§ **WHAT YOU ARE ASKED TO DO**:
Restate each line of the listing exactly, without carrying over any pictures.

§ **TASK INPUT**:
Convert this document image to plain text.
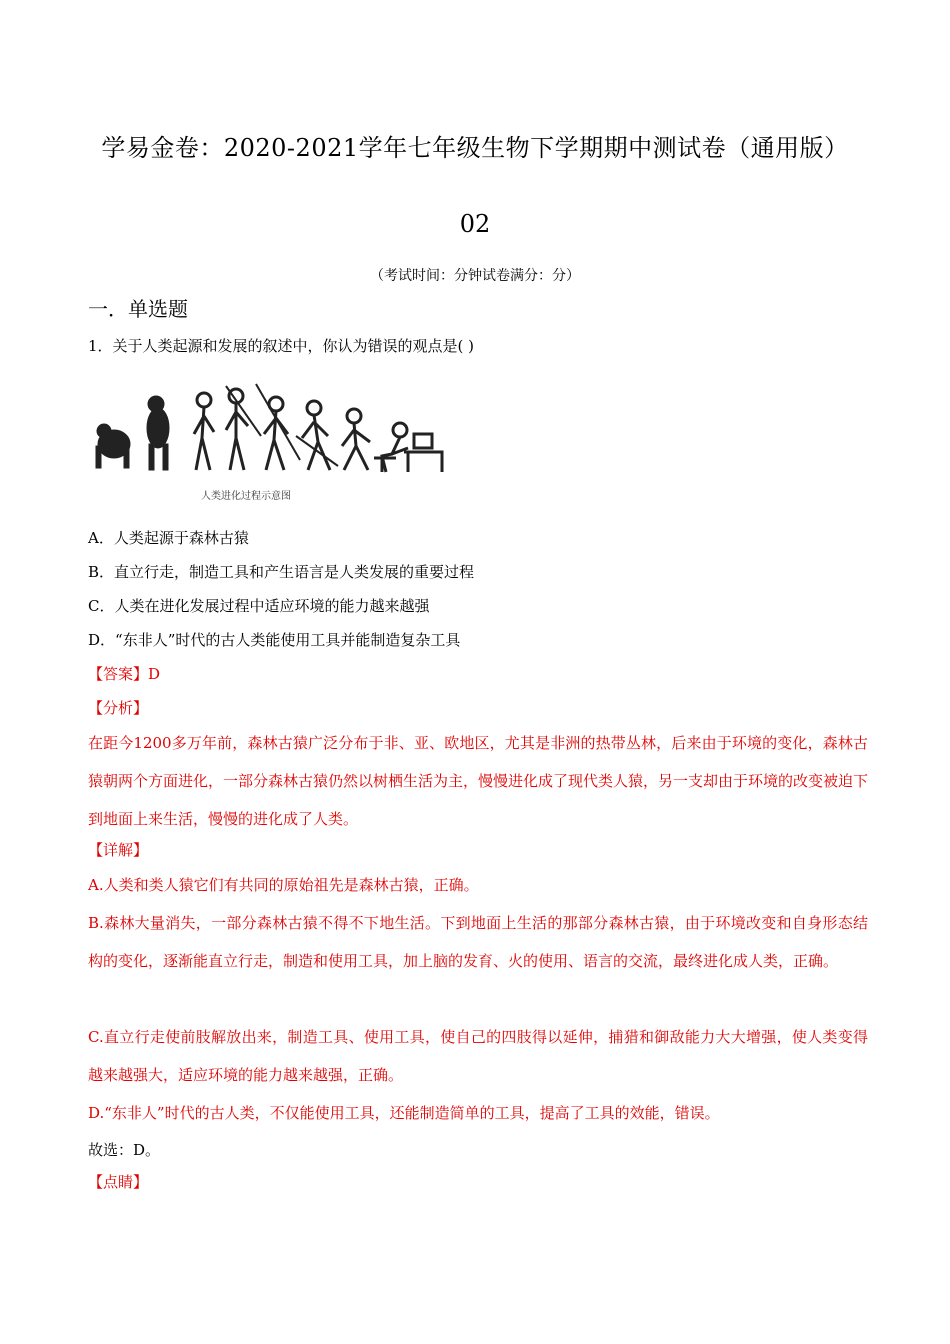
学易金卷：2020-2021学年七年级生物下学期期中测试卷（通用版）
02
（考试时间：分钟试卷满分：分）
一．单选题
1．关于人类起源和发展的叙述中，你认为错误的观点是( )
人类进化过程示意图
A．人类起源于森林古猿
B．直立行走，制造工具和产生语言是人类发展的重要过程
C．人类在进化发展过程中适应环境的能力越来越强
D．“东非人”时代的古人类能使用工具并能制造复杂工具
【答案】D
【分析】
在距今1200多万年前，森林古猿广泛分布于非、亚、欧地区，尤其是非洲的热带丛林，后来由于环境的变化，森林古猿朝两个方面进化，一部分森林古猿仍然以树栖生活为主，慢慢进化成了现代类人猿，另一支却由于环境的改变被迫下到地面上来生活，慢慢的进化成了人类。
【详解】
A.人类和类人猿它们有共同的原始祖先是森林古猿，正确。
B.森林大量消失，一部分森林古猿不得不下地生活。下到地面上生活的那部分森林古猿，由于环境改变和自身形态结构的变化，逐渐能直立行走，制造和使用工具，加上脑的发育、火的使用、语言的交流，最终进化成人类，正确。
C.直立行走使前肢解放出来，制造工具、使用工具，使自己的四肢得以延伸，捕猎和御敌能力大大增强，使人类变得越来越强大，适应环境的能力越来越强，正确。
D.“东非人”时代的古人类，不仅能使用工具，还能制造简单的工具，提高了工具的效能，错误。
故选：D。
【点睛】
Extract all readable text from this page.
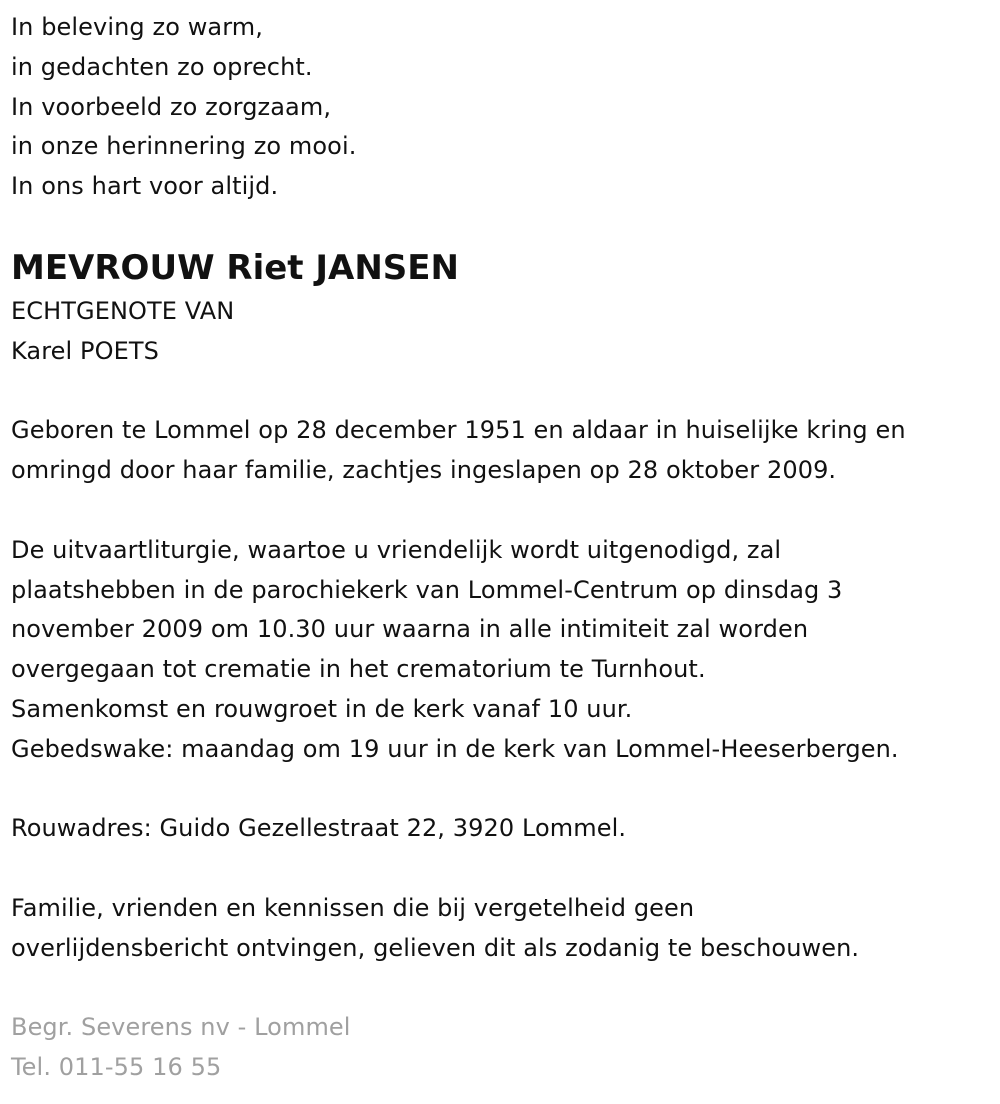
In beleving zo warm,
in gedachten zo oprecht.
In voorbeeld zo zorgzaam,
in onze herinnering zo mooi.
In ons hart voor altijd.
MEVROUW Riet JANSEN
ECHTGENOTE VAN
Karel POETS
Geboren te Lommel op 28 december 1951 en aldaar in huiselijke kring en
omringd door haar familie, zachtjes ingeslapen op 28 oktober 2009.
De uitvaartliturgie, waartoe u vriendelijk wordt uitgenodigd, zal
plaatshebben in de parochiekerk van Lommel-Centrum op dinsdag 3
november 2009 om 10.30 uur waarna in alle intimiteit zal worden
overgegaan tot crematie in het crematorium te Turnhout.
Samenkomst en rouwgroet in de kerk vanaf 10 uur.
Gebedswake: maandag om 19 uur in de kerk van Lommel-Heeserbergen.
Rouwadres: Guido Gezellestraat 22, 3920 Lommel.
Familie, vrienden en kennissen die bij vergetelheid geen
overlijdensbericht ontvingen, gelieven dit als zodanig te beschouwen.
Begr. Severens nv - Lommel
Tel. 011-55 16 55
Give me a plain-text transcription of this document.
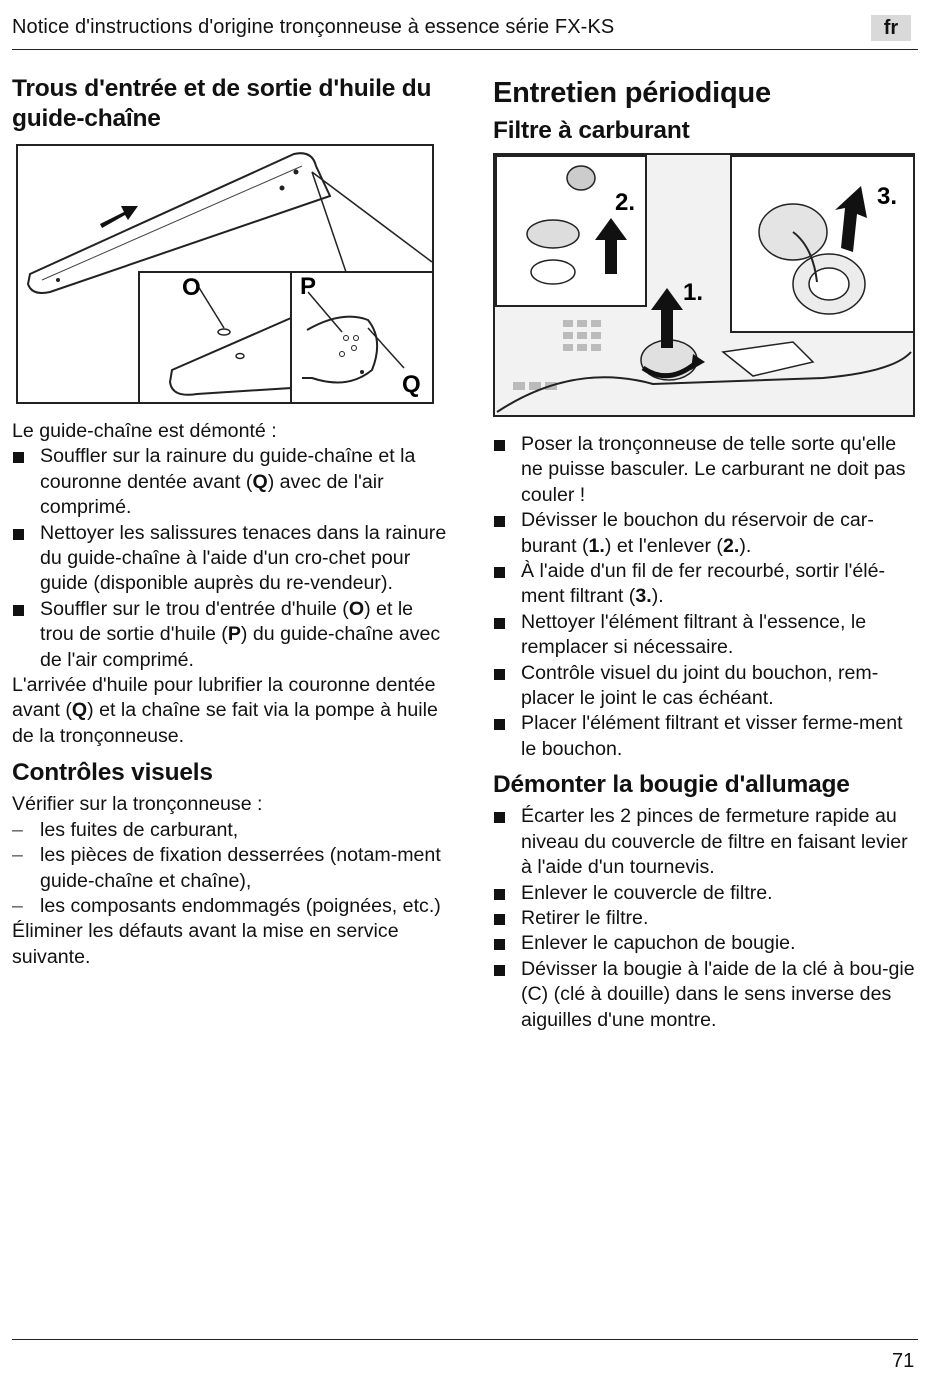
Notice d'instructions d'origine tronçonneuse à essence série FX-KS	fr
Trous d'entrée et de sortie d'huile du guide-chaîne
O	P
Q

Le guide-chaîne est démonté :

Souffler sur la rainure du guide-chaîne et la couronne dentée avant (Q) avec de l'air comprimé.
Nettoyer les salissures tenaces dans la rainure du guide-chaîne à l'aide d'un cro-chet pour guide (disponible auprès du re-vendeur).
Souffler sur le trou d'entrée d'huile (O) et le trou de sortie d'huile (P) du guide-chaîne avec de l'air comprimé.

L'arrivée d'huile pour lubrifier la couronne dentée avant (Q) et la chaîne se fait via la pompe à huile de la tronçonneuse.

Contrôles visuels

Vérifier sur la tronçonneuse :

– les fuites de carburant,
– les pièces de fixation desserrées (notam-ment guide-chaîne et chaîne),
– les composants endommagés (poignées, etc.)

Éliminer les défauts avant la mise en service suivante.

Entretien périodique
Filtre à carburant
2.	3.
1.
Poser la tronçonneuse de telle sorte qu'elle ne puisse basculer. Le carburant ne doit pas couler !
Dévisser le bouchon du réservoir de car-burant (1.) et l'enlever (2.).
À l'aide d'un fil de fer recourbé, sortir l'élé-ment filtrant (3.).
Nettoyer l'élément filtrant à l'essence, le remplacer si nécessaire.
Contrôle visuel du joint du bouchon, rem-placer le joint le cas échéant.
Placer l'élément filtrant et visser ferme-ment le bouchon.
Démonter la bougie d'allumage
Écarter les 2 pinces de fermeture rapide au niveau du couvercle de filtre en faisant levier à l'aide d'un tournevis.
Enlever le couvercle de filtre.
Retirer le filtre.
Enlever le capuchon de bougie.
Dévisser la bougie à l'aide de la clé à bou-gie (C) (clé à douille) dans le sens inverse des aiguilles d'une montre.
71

§ **RESULT BELOW**:
Convert this document image to plain text.
学易金卷：2020-2021学年七年级生物下学期期中测试卷（通用版）
02
（考试时间：分钟试卷满分：分）
一．单选题
1．关于人类起源和发展的叙述中，你认为错误的观点是( )
人类进化过程示意图
A．人类起源于森林古猿
B．直立行走，制造工具和产生语言是人类发展的重要过程
C．人类在进化发展过程中适应环境的能力越来越强
D．“东非人”时代的古人类能使用工具并能制造复杂工具
【答案】D
【分析】
在距今1200多万年前，森林古猿广泛分布于非、亚、欧地区，尤其是非洲的热带丛林，后来由于环境的变化，森林古猿朝两个方面进化，一部分森林古猿仍然以树栖生活为主，慢慢进化成了现代类人猿，另一支却由于环境的改变被迫下到地面上来生活，慢慢的进化成了人类。
【详解】
A.人类和类人猿它们有共同的原始祖先是森林古猿，正确。
B.森林大量消失，一部分森林古猿不得不下地生活。下到地面上生活的那部分森林古猿，由于环境改变和自身形态结构的变化，逐渐能直立行走，制造和使用工具，加上脑的发育、火的使用、语言的交流，最终进化成人类，正确。
C.直立行走使前肢解放出来，制造工具、使用工具，使自己的四肢得以延伸，捕猎和御敌能力大大增强，使人类变得越来越强大，适应环境的能力越来越强，正确。
D.“东非人”时代的古人类，不仅能使用工具，还能制造简单的工具，提高了工具的效能，错误。
故选：D。
【点睛】
Extract all readable text from this page.
In beleving zo warm,
in gedachten zo oprecht.
In voorbeeld zo zorgzaam,
in onze herinnering zo mooi.
In ons hart voor altijd.
MEVROUW Riet JANSEN
ECHTGENOTE VAN
Karel POETS
Geboren te Lommel op 28 december 1951 en aldaar in huiselijke kring en
omringd door haar familie, zachtjes ingeslapen op 28 oktober 2009.
De uitvaartliturgie, waartoe u vriendelijk wordt uitgenodigd, zal
plaatshebben in de parochiekerk van Lommel-Centrum op dinsdag 3
november 2009 om 10.30 uur waarna in alle intimiteit zal worden
overgegaan tot crematie in het crematorium te Turnhout.
Samenkomst en rouwgroet in de kerk vanaf 10 uur.
Gebedswake: maandag om 19 uur in de kerk van Lommel-Heeserbergen.
Rouwadres: Guido Gezellestraat 22, 3920 Lommel.
Familie, vrienden en kennissen die bij vergetelheid geen
overlijdensbericht ontvingen, gelieven dit als zodanig te beschouwen.
Begr. Severens nv - Lommel
Tel. 011-55 16 55
Give me a plain-text transcription of this document.
Notice d'instructions d'origine tronçonneuse à essence série FX-KS	fr
Trous d'entrée et de sortie d'huile du guide-chaîne
O	P
Q

Le guide-chaîne est démonté :

Souffler sur la rainure du guide-chaîne et la couronne dentée avant (Q) avec de l'air comprimé.
Nettoyer les salissures tenaces dans la rainure du guide-chaîne à l'aide d'un cro-chet pour guide (disponible auprès du re-vendeur).
Souffler sur le trou d'entrée d'huile (O) et le trou de sortie d'huile (P) du guide-chaîne avec de l'air comprimé.

L'arrivée d'huile pour lubrifier la couronne dentée avant (Q) et la chaîne se fait via la pompe à huile de la tronçonneuse.

Contrôles visuels

Vérifier sur la tronçonneuse :

– les fuites de carburant,
– les pièces de fixation desserrées (notam-ment guide-chaîne et chaîne),
– les composants endommagés (poignées, etc.)

Éliminer les défauts avant la mise en service suivante.

Entretien périodique
Filtre à carburant
2.	3.
1.
Poser la tronçonneuse de telle sorte qu'elle ne puisse basculer. Le carburant ne doit pas couler !
Dévisser le bouchon du réservoir de car-burant (1.) et l'enlever (2.).
À l'aide d'un fil de fer recourbé, sortir l'élé-ment filtrant (3.).
Nettoyer l'élément filtrant à l'essence, le remplacer si nécessaire.
Contrôle visuel du joint du bouchon, rem-placer le joint le cas échéant.
Placer l'élément filtrant et visser ferme-ment le bouchon.
Démonter la bougie d'allumage
Écarter les 2 pinces de fermeture rapide au niveau du couvercle de filtre en faisant levier à l'aide d'un tournevis.
Enlever le couvercle de filtre.
Retirer le filtre.
Enlever le capuchon de bougie.
Dévisser la bougie à l'aide de la clé à bou-gie (C) (clé à douille) dans le sens inverse des aiguilles d'une montre.
71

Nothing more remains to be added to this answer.